=== Data entries for graphics ===
:::::

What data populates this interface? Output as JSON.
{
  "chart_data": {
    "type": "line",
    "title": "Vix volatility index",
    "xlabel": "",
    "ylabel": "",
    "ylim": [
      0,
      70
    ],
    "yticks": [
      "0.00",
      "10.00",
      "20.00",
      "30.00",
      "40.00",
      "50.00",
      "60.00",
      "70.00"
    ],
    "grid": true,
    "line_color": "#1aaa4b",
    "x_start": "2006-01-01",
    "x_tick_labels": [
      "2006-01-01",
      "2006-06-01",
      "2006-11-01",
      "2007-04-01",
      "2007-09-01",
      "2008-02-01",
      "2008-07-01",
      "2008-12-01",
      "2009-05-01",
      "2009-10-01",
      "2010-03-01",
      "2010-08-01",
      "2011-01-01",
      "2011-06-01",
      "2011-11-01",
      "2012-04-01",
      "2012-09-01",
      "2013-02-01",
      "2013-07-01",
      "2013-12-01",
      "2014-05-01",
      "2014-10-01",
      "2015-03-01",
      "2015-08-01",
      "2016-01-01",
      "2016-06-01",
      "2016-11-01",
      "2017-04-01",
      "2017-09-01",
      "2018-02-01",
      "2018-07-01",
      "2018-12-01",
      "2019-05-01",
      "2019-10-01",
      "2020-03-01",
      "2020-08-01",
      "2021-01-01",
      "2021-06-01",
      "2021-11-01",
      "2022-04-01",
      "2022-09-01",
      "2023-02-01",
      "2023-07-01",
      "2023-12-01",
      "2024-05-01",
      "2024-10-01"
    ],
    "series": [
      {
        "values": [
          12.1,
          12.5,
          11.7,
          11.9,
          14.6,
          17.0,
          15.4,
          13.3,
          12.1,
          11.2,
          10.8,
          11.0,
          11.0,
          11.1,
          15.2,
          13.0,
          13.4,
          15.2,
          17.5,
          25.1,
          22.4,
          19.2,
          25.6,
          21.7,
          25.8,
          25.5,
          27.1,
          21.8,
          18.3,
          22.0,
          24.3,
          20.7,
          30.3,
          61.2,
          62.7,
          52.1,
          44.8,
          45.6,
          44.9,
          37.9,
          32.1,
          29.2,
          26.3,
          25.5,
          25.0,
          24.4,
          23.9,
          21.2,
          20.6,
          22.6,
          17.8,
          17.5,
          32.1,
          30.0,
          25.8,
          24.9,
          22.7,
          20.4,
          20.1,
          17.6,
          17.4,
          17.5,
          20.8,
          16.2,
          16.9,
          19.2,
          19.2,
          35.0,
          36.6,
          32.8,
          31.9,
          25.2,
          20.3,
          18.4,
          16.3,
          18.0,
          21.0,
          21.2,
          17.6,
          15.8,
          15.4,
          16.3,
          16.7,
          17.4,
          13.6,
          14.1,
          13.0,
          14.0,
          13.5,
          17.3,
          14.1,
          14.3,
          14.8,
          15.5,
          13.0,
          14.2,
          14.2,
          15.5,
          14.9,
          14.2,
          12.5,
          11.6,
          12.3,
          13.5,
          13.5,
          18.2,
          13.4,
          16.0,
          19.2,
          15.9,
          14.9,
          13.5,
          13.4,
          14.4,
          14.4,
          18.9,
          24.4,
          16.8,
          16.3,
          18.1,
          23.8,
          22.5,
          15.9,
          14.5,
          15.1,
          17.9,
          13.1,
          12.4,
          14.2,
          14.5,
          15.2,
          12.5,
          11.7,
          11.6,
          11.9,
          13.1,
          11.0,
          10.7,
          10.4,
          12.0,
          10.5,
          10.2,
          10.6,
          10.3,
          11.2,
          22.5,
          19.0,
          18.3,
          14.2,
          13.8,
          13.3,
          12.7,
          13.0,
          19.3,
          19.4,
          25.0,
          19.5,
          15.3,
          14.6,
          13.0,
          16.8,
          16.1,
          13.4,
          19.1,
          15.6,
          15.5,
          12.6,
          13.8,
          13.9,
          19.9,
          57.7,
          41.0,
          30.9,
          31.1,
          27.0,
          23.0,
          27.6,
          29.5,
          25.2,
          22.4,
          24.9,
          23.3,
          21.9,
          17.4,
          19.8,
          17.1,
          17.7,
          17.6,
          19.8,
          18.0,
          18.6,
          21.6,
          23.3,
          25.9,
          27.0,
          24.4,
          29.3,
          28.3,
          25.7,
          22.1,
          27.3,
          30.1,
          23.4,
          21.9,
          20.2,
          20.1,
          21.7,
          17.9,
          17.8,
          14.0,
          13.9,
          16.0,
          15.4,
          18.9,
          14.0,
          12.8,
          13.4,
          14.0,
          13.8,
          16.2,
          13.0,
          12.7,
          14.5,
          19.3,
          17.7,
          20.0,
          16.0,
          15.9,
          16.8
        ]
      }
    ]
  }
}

:::::

=== Stated exercise ===
Each record must be repeated exactly as it is.

=== Solution for this problem ===
What data populates this interface? Output as JSON.
{
  "chart_data": {
    "type": "line",
    "title": "Vix volatility index",
    "xlabel": "",
    "ylabel": "",
    "ylim": [
      0,
      70
    ],
    "yticks": [
      "0.00",
      "10.00",
      "20.00",
      "30.00",
      "40.00",
      "50.00",
      "60.00",
      "70.00"
    ],
    "grid": true,
    "line_color": "#1aaa4b",
    "x_start": "2006-01-01",
    "x_tick_labels": [
      "2006-01-01",
      "2006-06-01",
      "2006-11-01",
      "2007-04-01",
      "2007-09-01",
      "2008-02-01",
      "2008-07-01",
      "2008-12-01",
      "2009-05-01",
      "2009-10-01",
      "2010-03-01",
      "2010-08-01",
      "2011-01-01",
      "2011-06-01",
      "2011-11-01",
      "2012-04-01",
      "2012-09-01",
      "2013-02-01",
      "2013-07-01",
      "2013-12-01",
      "2014-05-01",
      "2014-10-01",
      "2015-03-01",
      "2015-08-01",
      "2016-01-01",
      "2016-06-01",
      "2016-11-01",
      "2017-04-01",
      "2017-09-01",
      "2018-02-01",
      "2018-07-01",
      "2018-12-01",
      "2019-05-01",
      "2019-10-01",
      "2020-03-01",
      "2020-08-01",
      "2021-01-01",
      "2021-06-01",
      "2021-11-01",
      "2022-04-01",
      "2022-09-01",
      "2023-02-01",
      "2023-07-01",
      "2023-12-01",
      "2024-05-01",
      "2024-10-01"
    ],
    "series": [
      {
        "values": [
          12.1,
          12.5,
          11.7,
          11.9,
          14.6,
          17.0,
          15.4,
          13.3,
          12.1,
          11.2,
          10.8,
          11.0,
          11.0,
          11.1,
          15.2,
          13.0,
          13.4,
          15.2,
          17.5,
          25.1,
          22.4,
          19.2,
          25.6,
          21.7,
          25.8,
          25.5,
          27.1,
          21.8,
          18.3,
          22.0,
          24.3,
          20.7,
          30.3,
          61.2,
          62.7,
          52.1,
          44.8,
          45.6,
          44.9,
          37.9,
          32.1,
          29.2,
          26.3,
          25.5,
          25.0,
          24.4,
          23.9,
          21.2,
          20.6,
          22.6,
          17.8,
          17.5,
          32.1,
          30.0,
          25.8,
          24.9,
          22.7,
          20.4,
          20.1,
          17.6,
          17.4,
          17.5,
          20.8,
          16.2,
          16.9,
          19.2,
          19.2,
          35.0,
          36.6,
          32.8,
          31.9,
          25.2,
          20.3,
          18.4,
          16.3,
          18.0,
          21.0,
          21.2,
          17.6,
          15.8,
          15.4,
          16.3,
          16.7,
          17.4,
          13.6,
          14.1,
          13.0,
          14.0,
          13.5,
          17.3,
          14.1,
          14.3,
          14.8,
          15.5,
          13.0,
          14.2,
          14.2,
          15.5,
          14.9,
          14.2,
          12.5,
          11.6,
          12.3,
          13.5,
          13.5,
          18.2,
          13.4,
          16.0,
          19.2,
          15.9,
          14.9,
          13.5,
          13.4,
          14.4,
          14.4,
          18.9,
          24.4,
          16.8,
          16.3,
          18.1,
          23.8,
          22.5,
          15.9,
          14.5,
          15.1,
          17.9,
          13.1,
          12.4,
          14.2,
          14.5,
          15.2,
          12.5,
          11.7,
          11.6,
          11.9,
          13.1,
          11.0,
          10.7,
          10.4,
          12.0,
          10.5,
          10.2,
          10.6,
          10.3,
          11.2,
          22.5,
          19.0,
          18.3,
          14.2,
          13.8,
          13.3,
          12.7,
          13.0,
          19.3,
          19.4,
          25.0,
          19.5,
          15.3,
          14.6,
          13.0,
          16.8,
          16.1,
          13.4,
          19.1,
          15.6,
          15.5,
          12.6,
          13.8,
          13.9,
          19.9,
          57.7,
          41.0,
          30.9,
          31.1,
          27.0,
          23.0,
          27.6,
          29.5,
          25.2,
          22.4,
          24.9,
          23.3,
          21.9,
          17.4,
          19.8,
          17.1,
          17.7,
          17.6,
          19.8,
          18.0,
          18.6,
          21.6,
          23.3,
          25.9,
          27.0,
          24.4,
          29.3,
          28.3,
          25.7,
          22.1,
          27.3,
          30.1,
          23.4,
          21.9,
          20.2,
          20.1,
          21.7,
          17.9,
          17.8,
          14.0,
          13.9,
          16.0,
          15.4,
          18.9,
          14.0,
          12.8,
          13.4,
          14.0,
          13.8,
          16.2,
          13.0,
          12.7,
          14.5,
          19.3,
          17.7,
          20.0,
          16.0,
          15.9,
          16.8
        ]
      }
    ]
  }
}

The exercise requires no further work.